Below are the records; collect from them each line containing the string "dest".

---+---

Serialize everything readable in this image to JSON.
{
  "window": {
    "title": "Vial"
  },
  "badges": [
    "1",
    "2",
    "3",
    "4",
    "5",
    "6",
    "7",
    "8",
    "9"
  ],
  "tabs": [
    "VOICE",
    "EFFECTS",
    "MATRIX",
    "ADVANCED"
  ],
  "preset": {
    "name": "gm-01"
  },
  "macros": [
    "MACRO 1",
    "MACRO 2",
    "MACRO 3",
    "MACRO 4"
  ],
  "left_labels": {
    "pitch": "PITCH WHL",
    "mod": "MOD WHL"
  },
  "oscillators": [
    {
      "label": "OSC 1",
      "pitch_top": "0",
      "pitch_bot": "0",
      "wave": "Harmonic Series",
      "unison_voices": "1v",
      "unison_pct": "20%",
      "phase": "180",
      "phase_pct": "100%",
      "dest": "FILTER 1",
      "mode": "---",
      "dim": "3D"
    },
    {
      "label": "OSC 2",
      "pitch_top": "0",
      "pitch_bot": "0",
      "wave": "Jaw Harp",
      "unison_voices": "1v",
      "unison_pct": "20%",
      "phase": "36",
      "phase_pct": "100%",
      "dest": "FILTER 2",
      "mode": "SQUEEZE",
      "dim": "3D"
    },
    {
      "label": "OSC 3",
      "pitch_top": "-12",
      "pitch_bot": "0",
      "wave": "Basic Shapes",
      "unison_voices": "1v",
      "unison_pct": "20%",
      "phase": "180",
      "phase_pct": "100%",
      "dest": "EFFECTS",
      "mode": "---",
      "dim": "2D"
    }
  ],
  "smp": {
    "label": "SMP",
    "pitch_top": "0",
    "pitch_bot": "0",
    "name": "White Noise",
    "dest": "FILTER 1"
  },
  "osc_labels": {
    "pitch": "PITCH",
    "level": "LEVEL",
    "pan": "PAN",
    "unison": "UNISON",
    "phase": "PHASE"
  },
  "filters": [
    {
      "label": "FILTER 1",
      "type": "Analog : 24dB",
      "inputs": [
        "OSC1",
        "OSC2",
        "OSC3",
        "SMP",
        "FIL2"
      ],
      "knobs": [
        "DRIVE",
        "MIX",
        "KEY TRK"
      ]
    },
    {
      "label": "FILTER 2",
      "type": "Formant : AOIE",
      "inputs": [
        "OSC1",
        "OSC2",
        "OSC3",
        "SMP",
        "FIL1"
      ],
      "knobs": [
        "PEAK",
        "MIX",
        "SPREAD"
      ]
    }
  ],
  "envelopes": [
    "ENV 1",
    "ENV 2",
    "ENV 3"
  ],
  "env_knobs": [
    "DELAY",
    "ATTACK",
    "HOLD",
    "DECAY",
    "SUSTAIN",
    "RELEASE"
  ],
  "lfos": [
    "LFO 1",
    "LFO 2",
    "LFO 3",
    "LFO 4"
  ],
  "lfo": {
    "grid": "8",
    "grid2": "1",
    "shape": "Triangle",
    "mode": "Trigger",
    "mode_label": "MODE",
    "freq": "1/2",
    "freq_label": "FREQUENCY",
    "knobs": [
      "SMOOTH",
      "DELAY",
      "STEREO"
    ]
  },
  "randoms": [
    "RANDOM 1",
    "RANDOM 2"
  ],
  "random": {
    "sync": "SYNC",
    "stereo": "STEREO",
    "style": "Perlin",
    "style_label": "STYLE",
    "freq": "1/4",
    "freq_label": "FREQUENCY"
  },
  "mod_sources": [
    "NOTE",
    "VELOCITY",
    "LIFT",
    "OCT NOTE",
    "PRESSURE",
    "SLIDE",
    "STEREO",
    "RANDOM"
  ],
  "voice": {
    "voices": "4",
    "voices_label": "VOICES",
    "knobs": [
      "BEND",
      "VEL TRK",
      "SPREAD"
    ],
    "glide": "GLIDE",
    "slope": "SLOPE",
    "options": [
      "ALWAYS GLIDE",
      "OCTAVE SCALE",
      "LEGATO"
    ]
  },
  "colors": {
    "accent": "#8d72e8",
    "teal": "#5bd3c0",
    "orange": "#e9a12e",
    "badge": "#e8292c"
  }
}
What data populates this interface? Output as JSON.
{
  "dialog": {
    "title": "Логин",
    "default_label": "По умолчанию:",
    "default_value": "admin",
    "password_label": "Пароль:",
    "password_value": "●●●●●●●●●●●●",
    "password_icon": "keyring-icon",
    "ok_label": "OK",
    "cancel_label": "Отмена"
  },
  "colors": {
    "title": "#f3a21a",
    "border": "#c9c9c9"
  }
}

---+---

**Response to this task**
      "dest": "FILTER 1",
      "dest": "FILTER 2",
      "dest": "EFFECTS",
    "dest": "FILTER 1"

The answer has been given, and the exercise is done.